DIRECTION: Reproduce all of the data exactly, with no line skipped.

SOURCE MATERIAL:
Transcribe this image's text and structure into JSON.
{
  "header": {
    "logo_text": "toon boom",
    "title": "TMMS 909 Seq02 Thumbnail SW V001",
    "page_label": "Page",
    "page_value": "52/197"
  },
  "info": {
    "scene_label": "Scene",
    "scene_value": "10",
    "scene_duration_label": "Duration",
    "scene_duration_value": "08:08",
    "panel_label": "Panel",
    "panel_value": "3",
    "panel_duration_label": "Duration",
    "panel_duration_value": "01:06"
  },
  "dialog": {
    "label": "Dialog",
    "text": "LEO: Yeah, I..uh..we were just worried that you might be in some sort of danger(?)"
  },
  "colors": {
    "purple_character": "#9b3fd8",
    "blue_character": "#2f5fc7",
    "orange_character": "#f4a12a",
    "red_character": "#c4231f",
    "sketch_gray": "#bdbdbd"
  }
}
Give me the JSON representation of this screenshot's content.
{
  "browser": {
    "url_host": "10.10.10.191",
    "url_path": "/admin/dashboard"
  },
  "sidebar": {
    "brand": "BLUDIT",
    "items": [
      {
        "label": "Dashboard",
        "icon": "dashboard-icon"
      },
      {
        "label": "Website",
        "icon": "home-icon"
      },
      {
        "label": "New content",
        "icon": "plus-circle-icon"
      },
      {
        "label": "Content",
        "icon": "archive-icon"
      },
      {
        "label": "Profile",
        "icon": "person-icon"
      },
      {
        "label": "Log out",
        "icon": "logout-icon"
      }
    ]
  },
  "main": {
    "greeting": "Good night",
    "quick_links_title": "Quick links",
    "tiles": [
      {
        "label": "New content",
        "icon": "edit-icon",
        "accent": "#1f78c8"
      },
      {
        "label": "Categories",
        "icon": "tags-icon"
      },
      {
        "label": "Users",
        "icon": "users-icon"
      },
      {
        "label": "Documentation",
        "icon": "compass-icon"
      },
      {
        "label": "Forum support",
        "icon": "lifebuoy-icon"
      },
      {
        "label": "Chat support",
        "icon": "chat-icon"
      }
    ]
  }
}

REPLY TO THE EXERCISE:
Transcribe this image's text and structure into JSON.
{
  "header": {
    "logo_text": "toon boom",
    "title": "TMMS 909 Seq02 Thumbnail SW V001",
    "page_label": "Page",
    "page_value": "52/197"
  },
  "info": {
    "scene_label": "Scene",
    "scene_value": "10",
    "scene_duration_label": "Duration",
    "scene_duration_value": "08:08",
    "panel_label": "Panel",
    "panel_value": "3",
    "panel_duration_label": "Duration",
    "panel_duration_value": "01:06"
  },
  "dialog": {
    "label": "Dialog",
    "text": "LEO: Yeah, I..uh..we were just worried that you might be in some sort of danger(?)"
  },
  "colors": {
    "purple_character": "#9b3fd8",
    "blue_character": "#2f5fc7",
    "orange_character": "#f4a12a",
    "red_character": "#c4231f",
    "sketch_gray": "#bdbdbd"
  }
}
Give me the JSON representation of this screenshot's content.
{
  "browser": {
    "url_host": "10.10.10.191",
    "url_path": "/admin/dashboard"
  },
  "sidebar": {
    "brand": "BLUDIT",
    "items": [
      {
        "label": "Dashboard",
        "icon": "dashboard-icon"
      },
      {
        "label": "Website",
        "icon": "home-icon"
      },
      {
        "label": "New content",
        "icon": "plus-circle-icon"
      },
      {
        "label": "Content",
        "icon": "archive-icon"
      },
      {
        "label": "Profile",
        "icon": "person-icon"
      },
      {
        "label": "Log out",
        "icon": "logout-icon"
      }
    ]
  },
  "main": {
    "greeting": "Good night",
    "quick_links_title": "Quick links",
    "tiles": [
      {
        "label": "New content",
        "icon": "edit-icon",
        "accent": "#1f78c8"
      },
      {
        "label": "Categories",
        "icon": "tags-icon"
      },
      {
        "label": "Users",
        "icon": "users-icon"
      },
      {
        "label": "Documentation",
        "icon": "compass-icon"
      },
      {
        "label": "Forum support",
        "icon": "lifebuoy-icon"
      },
      {
        "label": "Chat support",
        "icon": "chat-icon"
      }
    ]
  }
}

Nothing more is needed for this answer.